[Exercise objective]
Note each line where "page" appears, and copy it.

(Collected data)
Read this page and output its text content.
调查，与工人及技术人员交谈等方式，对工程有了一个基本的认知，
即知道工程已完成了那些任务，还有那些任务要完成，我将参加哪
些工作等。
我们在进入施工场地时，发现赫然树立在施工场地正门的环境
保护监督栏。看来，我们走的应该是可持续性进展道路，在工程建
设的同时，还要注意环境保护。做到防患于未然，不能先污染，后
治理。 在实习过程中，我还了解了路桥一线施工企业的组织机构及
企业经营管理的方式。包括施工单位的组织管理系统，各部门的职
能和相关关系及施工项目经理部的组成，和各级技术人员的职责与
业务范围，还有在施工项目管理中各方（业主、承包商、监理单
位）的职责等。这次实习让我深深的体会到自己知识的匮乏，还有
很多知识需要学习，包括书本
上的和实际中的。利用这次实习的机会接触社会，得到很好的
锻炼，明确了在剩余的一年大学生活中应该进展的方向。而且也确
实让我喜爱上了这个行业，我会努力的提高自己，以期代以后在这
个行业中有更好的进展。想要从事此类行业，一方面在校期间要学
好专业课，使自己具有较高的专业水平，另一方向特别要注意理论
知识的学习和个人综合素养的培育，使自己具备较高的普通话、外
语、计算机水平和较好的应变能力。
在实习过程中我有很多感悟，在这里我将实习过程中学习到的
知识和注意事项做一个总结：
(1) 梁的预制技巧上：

* * *

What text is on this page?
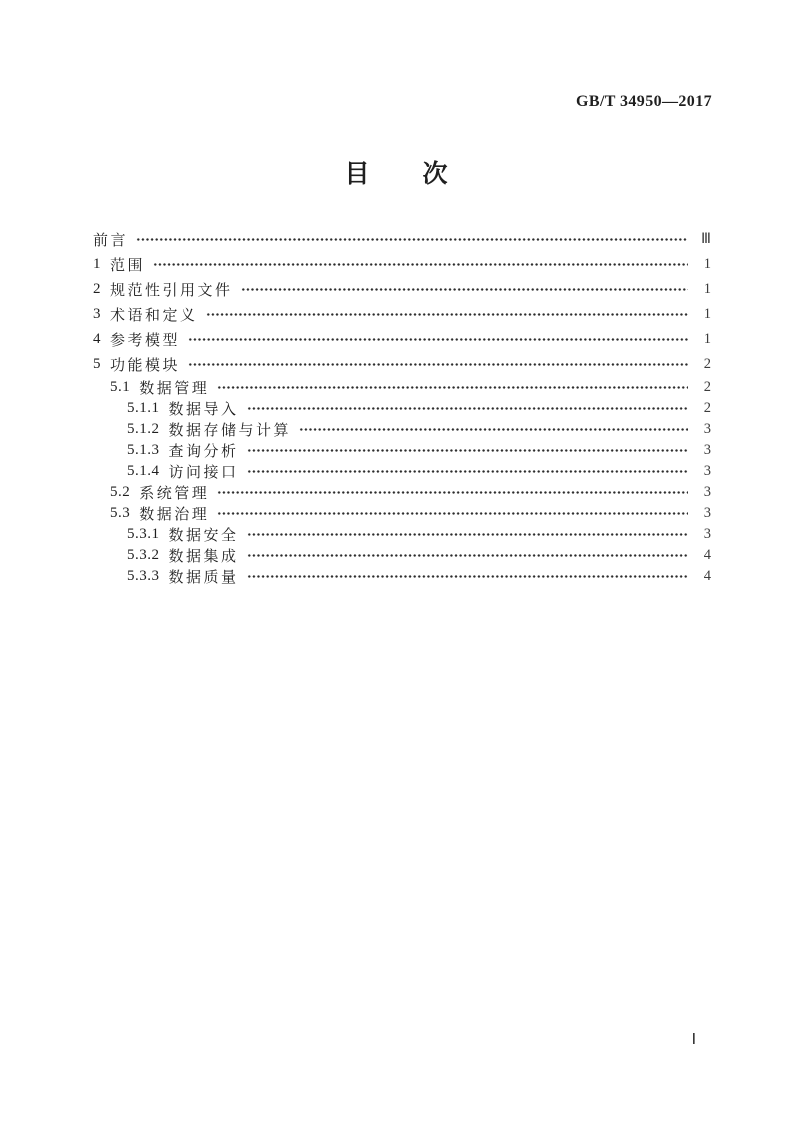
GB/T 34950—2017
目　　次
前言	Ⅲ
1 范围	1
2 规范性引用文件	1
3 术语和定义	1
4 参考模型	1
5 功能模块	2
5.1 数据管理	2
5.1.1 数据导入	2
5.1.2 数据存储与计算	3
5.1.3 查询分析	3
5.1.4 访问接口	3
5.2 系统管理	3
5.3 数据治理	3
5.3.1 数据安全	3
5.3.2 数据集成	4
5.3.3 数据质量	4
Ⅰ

* * *

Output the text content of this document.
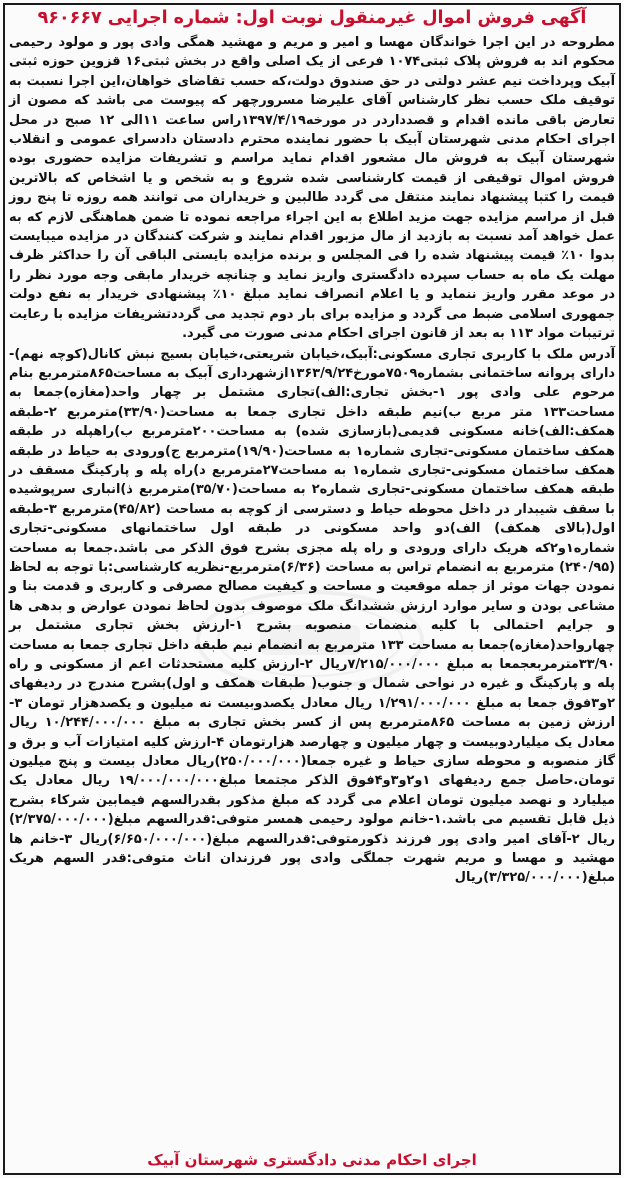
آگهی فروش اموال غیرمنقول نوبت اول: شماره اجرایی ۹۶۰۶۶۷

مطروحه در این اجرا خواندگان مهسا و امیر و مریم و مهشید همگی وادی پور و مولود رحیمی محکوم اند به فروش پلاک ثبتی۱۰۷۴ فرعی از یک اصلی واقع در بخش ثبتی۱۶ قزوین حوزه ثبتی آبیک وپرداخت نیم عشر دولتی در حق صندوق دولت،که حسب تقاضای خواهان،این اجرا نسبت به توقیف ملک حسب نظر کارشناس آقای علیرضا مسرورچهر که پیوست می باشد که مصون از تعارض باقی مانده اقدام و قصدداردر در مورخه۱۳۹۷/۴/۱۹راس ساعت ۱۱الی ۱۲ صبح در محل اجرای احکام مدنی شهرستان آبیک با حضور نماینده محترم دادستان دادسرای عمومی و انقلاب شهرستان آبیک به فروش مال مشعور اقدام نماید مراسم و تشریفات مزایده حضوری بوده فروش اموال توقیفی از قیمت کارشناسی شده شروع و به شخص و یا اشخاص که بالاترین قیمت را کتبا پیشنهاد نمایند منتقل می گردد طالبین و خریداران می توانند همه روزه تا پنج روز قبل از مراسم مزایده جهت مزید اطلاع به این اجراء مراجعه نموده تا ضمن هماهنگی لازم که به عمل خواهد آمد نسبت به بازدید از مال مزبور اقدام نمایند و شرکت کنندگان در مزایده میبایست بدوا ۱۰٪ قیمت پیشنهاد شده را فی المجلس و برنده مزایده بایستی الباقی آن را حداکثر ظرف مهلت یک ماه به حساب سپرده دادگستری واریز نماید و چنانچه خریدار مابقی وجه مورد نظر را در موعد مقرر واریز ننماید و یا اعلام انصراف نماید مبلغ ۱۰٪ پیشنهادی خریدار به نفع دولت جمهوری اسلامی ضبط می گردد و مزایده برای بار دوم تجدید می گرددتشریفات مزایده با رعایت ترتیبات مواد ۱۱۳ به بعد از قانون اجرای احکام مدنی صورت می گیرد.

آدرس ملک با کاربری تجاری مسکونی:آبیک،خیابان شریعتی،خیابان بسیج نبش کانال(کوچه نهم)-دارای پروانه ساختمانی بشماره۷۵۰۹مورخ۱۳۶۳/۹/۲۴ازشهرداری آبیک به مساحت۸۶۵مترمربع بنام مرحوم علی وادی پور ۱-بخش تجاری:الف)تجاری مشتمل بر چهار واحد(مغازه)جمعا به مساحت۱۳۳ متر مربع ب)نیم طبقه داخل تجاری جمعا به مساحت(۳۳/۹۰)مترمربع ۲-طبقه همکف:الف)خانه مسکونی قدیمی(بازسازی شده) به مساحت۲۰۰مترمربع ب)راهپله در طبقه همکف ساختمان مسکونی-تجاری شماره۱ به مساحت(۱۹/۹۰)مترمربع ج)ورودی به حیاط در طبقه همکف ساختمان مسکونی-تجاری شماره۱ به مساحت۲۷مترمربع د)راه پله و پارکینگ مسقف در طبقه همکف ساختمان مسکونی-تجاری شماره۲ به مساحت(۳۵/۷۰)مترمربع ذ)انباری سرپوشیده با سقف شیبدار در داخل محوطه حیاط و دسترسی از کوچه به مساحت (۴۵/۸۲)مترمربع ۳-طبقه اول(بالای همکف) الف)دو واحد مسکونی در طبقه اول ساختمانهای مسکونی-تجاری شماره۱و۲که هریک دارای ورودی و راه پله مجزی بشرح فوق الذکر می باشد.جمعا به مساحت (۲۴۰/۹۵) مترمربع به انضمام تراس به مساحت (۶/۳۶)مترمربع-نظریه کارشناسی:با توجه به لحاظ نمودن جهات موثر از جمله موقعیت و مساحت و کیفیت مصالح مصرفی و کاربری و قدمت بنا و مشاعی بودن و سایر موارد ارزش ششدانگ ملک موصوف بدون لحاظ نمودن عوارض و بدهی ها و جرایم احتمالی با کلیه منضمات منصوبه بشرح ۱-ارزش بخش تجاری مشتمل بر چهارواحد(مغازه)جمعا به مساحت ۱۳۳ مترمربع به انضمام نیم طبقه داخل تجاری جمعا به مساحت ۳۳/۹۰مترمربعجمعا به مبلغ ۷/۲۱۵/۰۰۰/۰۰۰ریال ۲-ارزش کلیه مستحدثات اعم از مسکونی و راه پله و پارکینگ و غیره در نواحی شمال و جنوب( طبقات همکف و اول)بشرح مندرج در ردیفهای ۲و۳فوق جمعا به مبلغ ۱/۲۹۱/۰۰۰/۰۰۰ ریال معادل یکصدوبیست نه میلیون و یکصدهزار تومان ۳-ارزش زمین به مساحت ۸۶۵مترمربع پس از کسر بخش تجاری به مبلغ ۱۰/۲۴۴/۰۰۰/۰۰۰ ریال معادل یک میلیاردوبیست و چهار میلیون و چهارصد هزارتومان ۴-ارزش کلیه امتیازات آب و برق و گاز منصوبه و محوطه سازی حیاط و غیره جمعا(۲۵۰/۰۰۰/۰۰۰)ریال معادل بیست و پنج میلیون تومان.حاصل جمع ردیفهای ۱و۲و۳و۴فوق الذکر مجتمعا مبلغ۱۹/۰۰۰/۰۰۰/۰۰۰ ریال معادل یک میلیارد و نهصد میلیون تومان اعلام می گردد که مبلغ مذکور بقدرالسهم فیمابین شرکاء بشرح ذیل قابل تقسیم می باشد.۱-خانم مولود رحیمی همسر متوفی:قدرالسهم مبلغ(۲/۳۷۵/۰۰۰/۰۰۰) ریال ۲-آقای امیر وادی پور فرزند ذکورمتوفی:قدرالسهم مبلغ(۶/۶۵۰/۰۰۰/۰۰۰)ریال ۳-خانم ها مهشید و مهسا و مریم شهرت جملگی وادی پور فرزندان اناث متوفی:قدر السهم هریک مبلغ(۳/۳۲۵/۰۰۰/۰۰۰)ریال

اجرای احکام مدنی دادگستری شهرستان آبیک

[Answer to this exercise]
Read this page and output its text content.
What text is on this page?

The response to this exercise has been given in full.